— Start Supplied information —

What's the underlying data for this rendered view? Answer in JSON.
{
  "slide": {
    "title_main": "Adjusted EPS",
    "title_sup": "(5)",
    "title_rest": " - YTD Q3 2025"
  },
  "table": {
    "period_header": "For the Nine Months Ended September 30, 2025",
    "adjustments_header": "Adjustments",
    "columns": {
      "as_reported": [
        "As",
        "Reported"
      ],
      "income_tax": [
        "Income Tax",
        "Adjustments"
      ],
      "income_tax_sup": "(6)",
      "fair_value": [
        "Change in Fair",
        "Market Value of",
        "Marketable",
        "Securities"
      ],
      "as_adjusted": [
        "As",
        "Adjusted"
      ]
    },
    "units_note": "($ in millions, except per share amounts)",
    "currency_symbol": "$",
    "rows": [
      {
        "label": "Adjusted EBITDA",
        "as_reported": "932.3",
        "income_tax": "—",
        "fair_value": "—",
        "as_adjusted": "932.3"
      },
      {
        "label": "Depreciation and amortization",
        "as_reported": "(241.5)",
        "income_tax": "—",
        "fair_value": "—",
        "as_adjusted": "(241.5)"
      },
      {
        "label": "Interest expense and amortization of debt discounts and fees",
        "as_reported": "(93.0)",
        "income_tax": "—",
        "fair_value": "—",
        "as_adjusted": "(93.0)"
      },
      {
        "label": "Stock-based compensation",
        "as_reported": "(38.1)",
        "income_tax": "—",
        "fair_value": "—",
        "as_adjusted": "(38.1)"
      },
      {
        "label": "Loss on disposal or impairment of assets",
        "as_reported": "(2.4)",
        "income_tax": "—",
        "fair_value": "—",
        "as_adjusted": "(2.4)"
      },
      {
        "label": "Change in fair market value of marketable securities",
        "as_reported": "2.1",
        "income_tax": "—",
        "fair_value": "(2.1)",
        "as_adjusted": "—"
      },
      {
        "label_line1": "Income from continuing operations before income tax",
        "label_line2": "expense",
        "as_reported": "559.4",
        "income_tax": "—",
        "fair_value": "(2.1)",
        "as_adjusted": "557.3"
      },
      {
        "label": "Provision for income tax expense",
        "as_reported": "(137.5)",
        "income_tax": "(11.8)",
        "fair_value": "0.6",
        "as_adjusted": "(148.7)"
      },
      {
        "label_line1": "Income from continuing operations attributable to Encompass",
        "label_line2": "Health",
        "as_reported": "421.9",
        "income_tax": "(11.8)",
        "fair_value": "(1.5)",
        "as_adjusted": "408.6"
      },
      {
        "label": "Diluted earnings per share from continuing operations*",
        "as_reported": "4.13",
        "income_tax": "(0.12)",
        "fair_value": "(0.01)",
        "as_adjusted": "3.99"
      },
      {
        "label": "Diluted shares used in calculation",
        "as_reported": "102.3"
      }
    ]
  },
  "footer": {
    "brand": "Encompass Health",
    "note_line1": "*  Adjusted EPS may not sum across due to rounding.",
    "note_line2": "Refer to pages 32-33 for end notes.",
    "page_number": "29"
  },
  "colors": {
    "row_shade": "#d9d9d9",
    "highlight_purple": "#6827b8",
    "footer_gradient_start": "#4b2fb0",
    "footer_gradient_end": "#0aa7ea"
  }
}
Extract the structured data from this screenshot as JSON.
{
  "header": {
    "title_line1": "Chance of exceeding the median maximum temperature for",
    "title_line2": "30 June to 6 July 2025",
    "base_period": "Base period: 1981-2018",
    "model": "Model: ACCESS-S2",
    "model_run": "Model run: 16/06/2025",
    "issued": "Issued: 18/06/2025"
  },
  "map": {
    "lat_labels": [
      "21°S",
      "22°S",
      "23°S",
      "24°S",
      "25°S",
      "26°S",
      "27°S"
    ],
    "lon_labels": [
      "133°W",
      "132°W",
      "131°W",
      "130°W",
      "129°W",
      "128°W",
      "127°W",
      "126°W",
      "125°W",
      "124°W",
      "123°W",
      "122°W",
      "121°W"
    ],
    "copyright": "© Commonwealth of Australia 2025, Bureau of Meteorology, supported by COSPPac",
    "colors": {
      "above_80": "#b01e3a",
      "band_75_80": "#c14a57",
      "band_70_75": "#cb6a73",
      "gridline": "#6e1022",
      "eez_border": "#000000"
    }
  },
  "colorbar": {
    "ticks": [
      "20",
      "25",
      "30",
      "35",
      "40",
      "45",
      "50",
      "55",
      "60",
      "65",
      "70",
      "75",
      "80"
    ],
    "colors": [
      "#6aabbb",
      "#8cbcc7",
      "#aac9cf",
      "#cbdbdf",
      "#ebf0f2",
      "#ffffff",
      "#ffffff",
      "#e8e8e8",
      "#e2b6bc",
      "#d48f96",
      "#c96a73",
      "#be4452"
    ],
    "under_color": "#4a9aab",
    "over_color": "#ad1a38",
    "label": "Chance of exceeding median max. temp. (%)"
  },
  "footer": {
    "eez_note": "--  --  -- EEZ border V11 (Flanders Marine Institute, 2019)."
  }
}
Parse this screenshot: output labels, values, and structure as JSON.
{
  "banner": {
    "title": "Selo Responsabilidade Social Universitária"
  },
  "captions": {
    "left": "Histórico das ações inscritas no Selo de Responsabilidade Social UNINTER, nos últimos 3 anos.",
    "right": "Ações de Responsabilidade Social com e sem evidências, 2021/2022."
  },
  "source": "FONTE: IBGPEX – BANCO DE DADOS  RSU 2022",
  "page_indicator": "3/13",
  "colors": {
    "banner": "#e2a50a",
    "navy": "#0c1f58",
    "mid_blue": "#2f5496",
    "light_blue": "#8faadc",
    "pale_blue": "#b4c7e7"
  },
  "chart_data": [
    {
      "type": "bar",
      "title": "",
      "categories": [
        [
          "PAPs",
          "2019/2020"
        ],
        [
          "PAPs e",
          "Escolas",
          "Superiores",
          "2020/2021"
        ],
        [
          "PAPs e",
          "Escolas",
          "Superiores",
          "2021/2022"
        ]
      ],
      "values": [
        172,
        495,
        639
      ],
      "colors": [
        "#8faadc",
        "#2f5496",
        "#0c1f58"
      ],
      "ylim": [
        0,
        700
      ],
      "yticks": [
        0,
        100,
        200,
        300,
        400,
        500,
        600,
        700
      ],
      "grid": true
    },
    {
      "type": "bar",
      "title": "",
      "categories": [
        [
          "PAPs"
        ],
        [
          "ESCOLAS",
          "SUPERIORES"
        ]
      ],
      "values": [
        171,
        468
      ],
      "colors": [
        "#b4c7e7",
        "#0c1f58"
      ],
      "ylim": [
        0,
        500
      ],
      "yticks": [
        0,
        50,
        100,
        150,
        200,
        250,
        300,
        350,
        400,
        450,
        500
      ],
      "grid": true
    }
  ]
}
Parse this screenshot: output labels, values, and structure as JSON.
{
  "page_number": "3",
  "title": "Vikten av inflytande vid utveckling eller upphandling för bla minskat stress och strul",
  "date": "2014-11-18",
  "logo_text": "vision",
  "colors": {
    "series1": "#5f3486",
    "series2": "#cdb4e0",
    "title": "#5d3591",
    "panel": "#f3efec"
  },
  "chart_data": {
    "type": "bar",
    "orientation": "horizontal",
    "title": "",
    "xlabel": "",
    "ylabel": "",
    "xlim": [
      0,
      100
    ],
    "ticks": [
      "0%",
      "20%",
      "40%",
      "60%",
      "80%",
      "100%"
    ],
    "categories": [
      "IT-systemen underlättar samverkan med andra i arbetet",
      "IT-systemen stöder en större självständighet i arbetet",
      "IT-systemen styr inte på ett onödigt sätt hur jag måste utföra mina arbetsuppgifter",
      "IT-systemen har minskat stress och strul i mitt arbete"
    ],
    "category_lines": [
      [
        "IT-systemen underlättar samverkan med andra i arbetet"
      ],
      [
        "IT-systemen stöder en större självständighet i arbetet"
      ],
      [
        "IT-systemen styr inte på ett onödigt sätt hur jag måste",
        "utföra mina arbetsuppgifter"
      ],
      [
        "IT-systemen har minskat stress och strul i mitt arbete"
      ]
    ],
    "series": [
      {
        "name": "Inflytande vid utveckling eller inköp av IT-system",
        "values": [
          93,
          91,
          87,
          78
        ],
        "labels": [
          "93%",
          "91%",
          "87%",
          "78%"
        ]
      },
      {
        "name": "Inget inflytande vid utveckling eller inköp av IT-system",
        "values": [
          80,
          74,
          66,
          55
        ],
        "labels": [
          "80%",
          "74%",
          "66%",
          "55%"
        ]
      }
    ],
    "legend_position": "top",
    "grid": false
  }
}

— End Supplied information —

◆ Goal of the exercise: Search the lines above for the string "Responsabilidade" and copy each line that has it.

◆ Response to the task:
    "title": "Selo Responsabilidade Social Universitária"
    "left": "Histórico das ações inscritas no Selo de Responsabilidade Social UNINTER, nos últimos 3 anos.",
    "right": "Ações de Responsabilidade Social com e sem evidências, 2021/2022."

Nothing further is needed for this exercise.